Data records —
• • •

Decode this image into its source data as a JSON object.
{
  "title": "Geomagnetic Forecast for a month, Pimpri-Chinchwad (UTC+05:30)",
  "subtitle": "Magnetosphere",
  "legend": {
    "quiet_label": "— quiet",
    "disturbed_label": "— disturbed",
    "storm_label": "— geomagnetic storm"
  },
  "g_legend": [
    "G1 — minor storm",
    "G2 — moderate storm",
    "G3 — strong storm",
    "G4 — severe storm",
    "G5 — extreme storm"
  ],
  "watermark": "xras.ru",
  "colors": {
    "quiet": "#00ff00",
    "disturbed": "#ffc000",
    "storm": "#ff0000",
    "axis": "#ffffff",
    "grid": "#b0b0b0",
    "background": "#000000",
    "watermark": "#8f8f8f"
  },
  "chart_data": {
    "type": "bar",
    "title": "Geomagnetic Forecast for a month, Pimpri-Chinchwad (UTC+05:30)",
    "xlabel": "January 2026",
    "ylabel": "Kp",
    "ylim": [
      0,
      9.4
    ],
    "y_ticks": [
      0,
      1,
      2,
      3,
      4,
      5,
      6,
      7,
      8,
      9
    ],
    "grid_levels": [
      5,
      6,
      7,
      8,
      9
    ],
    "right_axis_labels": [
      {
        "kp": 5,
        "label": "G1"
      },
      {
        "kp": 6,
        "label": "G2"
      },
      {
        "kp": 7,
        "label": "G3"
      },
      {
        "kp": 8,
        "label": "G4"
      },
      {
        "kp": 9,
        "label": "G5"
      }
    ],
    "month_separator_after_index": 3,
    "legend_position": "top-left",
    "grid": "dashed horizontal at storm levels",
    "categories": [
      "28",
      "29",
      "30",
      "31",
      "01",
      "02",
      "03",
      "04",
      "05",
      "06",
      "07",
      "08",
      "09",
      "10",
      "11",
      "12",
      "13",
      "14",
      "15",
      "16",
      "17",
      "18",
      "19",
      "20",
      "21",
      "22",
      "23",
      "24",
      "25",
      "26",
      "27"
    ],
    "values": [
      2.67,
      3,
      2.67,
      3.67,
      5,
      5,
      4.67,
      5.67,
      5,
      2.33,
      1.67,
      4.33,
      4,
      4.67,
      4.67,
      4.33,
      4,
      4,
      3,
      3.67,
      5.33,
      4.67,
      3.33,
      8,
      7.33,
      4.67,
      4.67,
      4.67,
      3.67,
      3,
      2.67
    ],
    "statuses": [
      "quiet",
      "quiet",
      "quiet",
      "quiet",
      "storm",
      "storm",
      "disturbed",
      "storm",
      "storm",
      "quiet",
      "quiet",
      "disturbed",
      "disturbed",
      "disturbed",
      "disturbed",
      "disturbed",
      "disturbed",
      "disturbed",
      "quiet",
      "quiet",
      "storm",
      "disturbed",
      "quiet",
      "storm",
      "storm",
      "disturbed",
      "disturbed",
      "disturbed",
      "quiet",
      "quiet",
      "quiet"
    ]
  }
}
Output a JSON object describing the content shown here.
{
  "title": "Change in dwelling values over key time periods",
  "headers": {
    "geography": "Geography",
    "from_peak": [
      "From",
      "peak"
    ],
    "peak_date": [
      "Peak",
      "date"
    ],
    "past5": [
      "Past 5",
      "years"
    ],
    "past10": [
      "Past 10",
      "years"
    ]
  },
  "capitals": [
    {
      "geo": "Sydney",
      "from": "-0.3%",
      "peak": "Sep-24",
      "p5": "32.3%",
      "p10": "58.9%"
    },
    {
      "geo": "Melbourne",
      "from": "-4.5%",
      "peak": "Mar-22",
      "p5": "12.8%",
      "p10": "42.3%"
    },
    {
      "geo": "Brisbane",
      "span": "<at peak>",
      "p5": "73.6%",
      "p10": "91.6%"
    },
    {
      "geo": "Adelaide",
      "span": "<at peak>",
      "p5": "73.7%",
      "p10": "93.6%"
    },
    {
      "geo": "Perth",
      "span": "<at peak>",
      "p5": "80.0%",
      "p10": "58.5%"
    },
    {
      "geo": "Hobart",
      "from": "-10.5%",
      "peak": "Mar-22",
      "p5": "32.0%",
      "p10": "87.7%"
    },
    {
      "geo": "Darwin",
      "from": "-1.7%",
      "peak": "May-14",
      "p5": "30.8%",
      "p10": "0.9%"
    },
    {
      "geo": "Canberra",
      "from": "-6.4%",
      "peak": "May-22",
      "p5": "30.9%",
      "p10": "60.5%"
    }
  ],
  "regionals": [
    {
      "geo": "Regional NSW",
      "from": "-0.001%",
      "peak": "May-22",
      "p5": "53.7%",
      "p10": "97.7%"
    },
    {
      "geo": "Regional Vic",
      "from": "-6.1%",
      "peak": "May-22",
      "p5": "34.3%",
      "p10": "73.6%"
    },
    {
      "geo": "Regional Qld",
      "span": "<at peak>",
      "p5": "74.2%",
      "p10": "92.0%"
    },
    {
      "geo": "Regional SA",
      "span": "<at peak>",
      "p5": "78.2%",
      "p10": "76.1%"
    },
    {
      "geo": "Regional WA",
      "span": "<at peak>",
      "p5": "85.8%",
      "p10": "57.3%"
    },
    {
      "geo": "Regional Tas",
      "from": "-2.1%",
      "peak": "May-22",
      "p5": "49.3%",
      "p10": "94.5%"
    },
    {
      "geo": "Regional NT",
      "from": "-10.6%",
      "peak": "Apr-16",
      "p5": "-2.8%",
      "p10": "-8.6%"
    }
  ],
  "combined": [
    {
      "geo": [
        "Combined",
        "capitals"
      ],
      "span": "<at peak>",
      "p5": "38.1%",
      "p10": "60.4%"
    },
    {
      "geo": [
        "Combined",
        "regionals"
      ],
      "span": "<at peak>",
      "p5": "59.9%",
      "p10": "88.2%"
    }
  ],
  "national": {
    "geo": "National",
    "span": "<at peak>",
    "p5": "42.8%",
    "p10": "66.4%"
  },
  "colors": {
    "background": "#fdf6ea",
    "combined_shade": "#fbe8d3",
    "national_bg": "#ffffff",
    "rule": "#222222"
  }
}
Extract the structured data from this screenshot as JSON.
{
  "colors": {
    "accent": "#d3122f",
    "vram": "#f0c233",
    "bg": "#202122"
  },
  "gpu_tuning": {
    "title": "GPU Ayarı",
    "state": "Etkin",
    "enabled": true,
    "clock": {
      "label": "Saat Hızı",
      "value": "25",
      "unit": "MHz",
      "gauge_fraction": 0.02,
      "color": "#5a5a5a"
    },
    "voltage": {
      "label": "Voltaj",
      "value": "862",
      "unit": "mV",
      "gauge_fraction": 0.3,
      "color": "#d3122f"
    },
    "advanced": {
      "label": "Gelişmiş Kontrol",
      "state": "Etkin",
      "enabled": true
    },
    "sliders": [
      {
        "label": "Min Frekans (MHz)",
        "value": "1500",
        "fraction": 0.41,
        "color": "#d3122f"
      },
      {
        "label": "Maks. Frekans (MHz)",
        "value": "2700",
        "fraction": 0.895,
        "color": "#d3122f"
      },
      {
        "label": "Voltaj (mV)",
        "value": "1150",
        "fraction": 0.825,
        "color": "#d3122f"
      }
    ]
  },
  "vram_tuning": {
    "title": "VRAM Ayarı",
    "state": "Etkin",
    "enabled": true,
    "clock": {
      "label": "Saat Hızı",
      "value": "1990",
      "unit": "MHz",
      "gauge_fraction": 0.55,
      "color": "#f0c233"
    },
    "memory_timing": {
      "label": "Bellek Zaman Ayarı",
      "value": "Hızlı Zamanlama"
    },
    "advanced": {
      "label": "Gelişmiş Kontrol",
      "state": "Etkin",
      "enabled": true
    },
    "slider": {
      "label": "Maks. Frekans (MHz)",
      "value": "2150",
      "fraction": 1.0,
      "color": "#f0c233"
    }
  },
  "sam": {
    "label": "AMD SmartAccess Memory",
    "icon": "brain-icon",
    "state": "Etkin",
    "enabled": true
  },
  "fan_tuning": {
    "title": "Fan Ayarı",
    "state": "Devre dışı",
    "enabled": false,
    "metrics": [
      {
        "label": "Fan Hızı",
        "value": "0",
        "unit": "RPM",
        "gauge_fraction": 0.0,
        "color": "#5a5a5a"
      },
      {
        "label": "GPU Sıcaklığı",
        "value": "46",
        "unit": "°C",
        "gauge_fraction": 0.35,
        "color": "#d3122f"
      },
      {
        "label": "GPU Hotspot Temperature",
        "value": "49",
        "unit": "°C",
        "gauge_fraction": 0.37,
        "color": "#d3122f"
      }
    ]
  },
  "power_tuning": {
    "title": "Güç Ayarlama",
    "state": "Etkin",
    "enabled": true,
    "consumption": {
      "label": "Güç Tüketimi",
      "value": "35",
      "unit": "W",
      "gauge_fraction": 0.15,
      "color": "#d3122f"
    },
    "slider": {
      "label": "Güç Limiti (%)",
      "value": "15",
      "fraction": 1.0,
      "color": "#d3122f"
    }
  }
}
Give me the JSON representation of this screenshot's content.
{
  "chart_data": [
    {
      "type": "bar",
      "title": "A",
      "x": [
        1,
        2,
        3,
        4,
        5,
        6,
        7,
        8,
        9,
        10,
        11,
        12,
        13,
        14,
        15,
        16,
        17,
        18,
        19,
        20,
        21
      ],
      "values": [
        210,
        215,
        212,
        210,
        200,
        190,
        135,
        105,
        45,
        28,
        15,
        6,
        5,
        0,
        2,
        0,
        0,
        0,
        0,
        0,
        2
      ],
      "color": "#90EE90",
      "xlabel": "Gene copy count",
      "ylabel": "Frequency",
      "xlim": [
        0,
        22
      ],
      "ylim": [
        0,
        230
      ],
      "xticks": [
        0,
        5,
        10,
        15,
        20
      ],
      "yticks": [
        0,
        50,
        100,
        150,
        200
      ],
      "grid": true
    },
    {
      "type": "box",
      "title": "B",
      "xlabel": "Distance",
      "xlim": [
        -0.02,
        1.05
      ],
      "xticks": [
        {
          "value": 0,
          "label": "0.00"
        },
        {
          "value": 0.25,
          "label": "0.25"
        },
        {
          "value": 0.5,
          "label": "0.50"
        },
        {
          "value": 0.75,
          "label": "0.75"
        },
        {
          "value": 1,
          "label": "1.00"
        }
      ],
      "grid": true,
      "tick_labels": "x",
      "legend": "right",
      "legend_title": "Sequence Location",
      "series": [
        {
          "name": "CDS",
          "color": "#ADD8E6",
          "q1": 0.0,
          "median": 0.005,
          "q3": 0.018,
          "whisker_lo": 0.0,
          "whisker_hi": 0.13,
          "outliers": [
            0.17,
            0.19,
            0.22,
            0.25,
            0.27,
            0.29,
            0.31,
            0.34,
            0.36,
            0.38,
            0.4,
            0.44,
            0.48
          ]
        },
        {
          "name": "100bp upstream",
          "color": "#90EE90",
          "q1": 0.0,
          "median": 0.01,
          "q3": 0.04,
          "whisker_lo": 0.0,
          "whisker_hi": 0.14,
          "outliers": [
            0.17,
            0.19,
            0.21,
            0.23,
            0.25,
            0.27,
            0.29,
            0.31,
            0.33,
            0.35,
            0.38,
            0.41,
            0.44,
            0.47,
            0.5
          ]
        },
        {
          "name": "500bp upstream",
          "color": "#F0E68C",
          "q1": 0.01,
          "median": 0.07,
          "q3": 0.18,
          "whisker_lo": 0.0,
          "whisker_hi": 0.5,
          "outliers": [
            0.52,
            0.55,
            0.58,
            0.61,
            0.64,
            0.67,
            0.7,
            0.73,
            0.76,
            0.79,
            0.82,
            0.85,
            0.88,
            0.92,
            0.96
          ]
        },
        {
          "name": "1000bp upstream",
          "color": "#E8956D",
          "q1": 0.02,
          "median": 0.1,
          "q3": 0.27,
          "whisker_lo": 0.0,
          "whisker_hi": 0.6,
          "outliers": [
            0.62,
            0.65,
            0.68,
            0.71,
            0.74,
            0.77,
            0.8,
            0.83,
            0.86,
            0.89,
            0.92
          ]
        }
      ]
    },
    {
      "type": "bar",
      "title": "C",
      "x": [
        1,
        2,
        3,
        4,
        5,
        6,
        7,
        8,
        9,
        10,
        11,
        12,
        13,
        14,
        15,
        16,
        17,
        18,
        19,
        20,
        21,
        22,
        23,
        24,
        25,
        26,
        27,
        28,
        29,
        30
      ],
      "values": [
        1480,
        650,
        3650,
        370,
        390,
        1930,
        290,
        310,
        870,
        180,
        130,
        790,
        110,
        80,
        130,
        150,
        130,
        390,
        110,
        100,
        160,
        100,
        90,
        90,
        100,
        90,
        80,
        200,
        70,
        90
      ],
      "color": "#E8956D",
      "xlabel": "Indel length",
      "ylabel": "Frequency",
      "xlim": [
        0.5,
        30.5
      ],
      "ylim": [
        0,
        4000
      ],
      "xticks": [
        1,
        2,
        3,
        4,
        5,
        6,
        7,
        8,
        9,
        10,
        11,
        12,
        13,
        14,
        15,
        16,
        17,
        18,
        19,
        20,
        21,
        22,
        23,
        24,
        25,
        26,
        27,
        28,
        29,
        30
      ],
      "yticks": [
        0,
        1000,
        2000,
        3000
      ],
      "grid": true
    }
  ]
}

• • •

Challenge —
On how many lines does the word "name" appear? Answer with only the number.

Final result —
4